Entries

——————

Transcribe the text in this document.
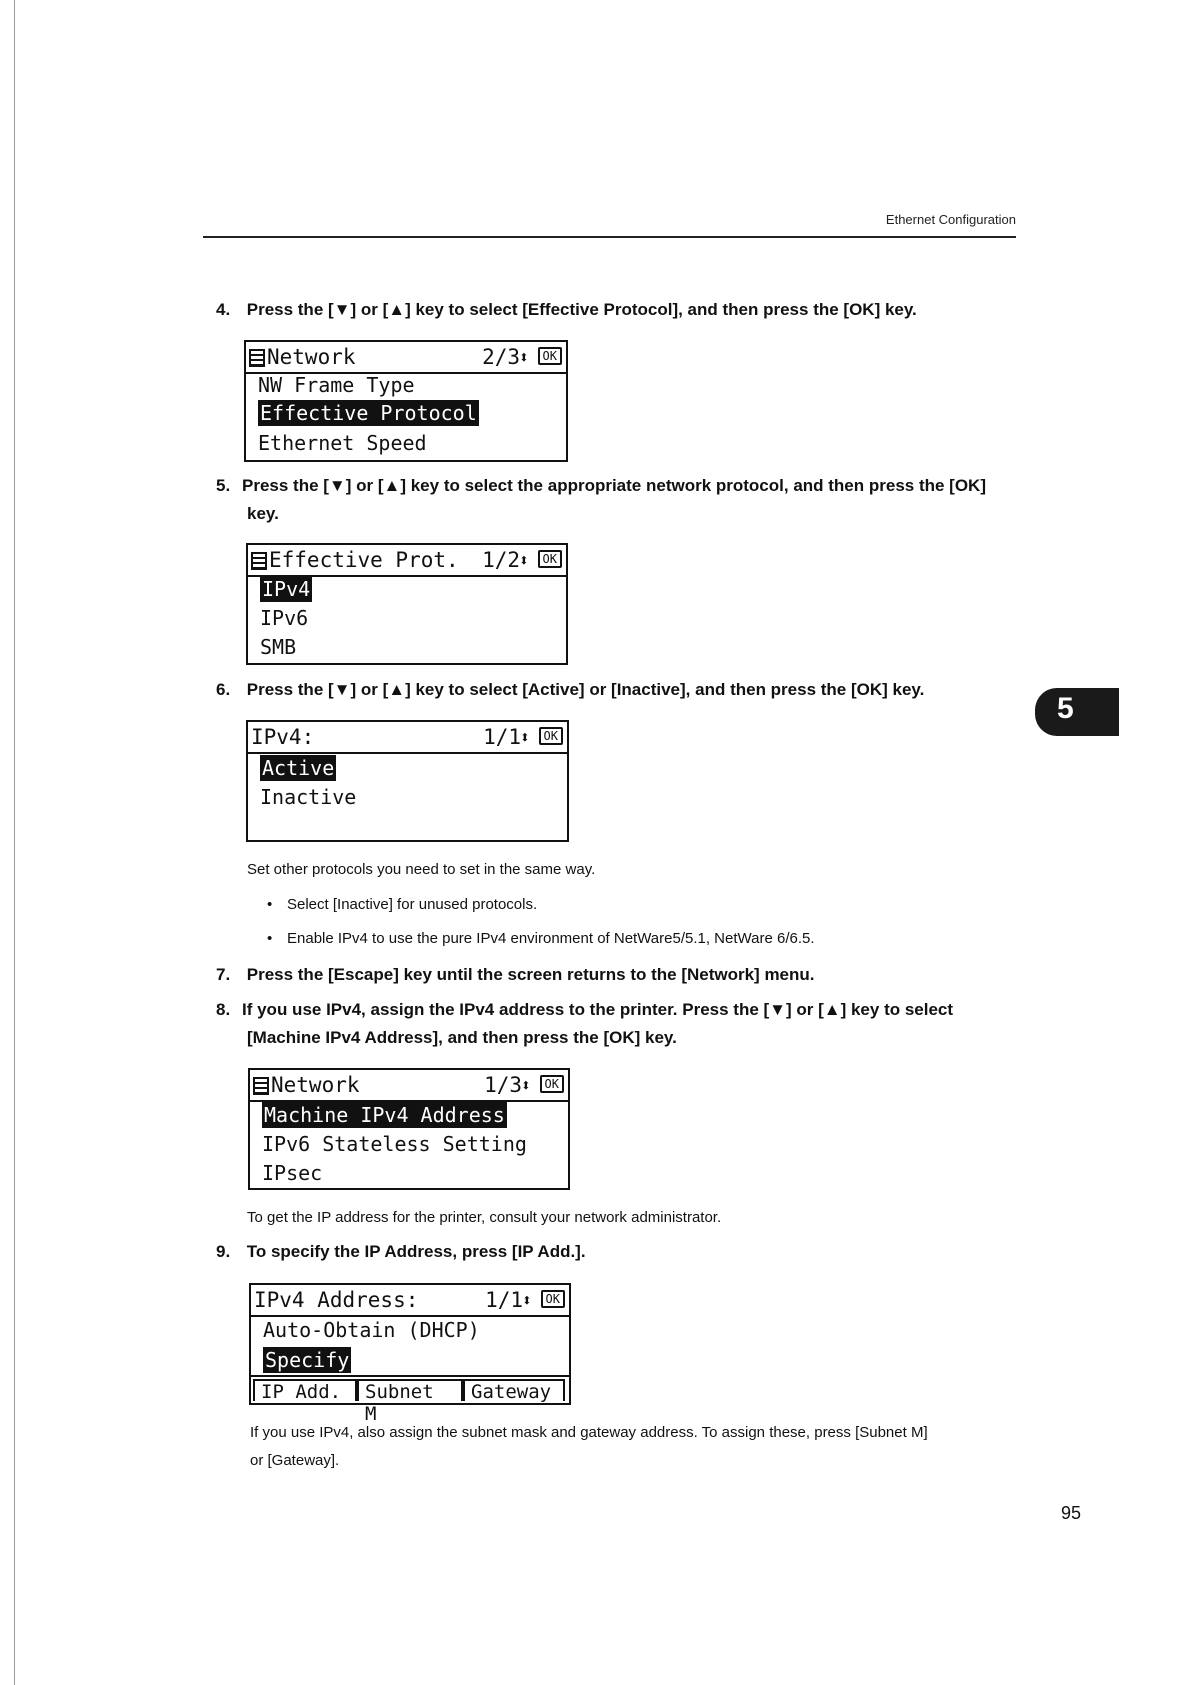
Ethernet Configuration
5
4. Press the [▼] or [▲] key to select [Effective Protocol], and then press the [OK] key.
Network	2/3
⬍	OK
NW Frame Type
Effective Protocol
Ethernet Speed
5. Press the [▼] or [▲] key to select the appropriate network protocol, and then press the [OK]
key.
Effective Prot. 1/2
⬍	OK
IPv4
IPv6
SMB
6. Press the [▼] or [▲] key to select [Active] or [Inactive], and then press the [OK] key.
IPv4:	1/1
⬍	OK
Active
Inactive
Set other protocols you need to set in the same way.
• Select [Inactive] for unused protocols.
• Enable IPv4 to use the pure IPv4 environment of NetWare5/5.1, NetWare 6/6.5.
7. Press the [Escape] key until the screen returns to the [Network] menu.
8. If you use IPv4, assign the IPv4 address to the printer. Press the [▼] or [▲] key to select
[Machine IPv4 Address], and then press the [OK] key.
Network	1/3
⬍	OK
Machine IPv4 Address
IPv6 Stateless Setting
IPsec
To get the IP address for the printer, consult your network administrator.
9. To specify the IP Address, press [IP Add.].
IPv4 Address:	1/1
⬍	OK
Auto-Obtain (DHCP)
Specify
IP Add.	Subnet M
Gateway
If you use IPv4, also assign the subnet mask and gateway address. To assign these, press [Subnet M]
or [Gateway].
95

——————

Exclude the pictures and transcribe all of the entries exactly.

Response to the task
Transcribe the text in this document.
Ethernet Configuration
5
4. Press the [▼] or [▲] key to select [Effective Protocol], and then press the [OK] key.
Network	2/3
⬍	OK
NW Frame Type
Effective Protocol
Ethernet Speed
5. Press the [▼] or [▲] key to select the appropriate network protocol, and then press the [OK]
key.
Effective Prot. 1/2
⬍	OK
IPv4
IPv6
SMB
6. Press the [▼] or [▲] key to select [Active] or [Inactive], and then press the [OK] key.
IPv4:	1/1
⬍	OK
Active
Inactive
Set other protocols you need to set in the same way.
• Select [Inactive] for unused protocols.
• Enable IPv4 to use the pure IPv4 environment of NetWare5/5.1, NetWare 6/6.5.
7. Press the [Escape] key until the screen returns to the [Network] menu.
8. If you use IPv4, assign the IPv4 address to the printer. Press the [▼] or [▲] key to select
[Machine IPv4 Address], and then press the [OK] key.
Network	1/3
⬍	OK
Machine IPv4 Address
IPv6 Stateless Setting
IPsec
To get the IP address for the printer, consult your network administrator.
9. To specify the IP Address, press [IP Add.].
IPv4 Address:	1/1
⬍	OK
Auto-Obtain (DHCP)
Specify
IP Add.	Subnet M
Gateway
If you use IPv4, also assign the subnet mask and gateway address. To assign these, press [Subnet M]
or [Gateway].
95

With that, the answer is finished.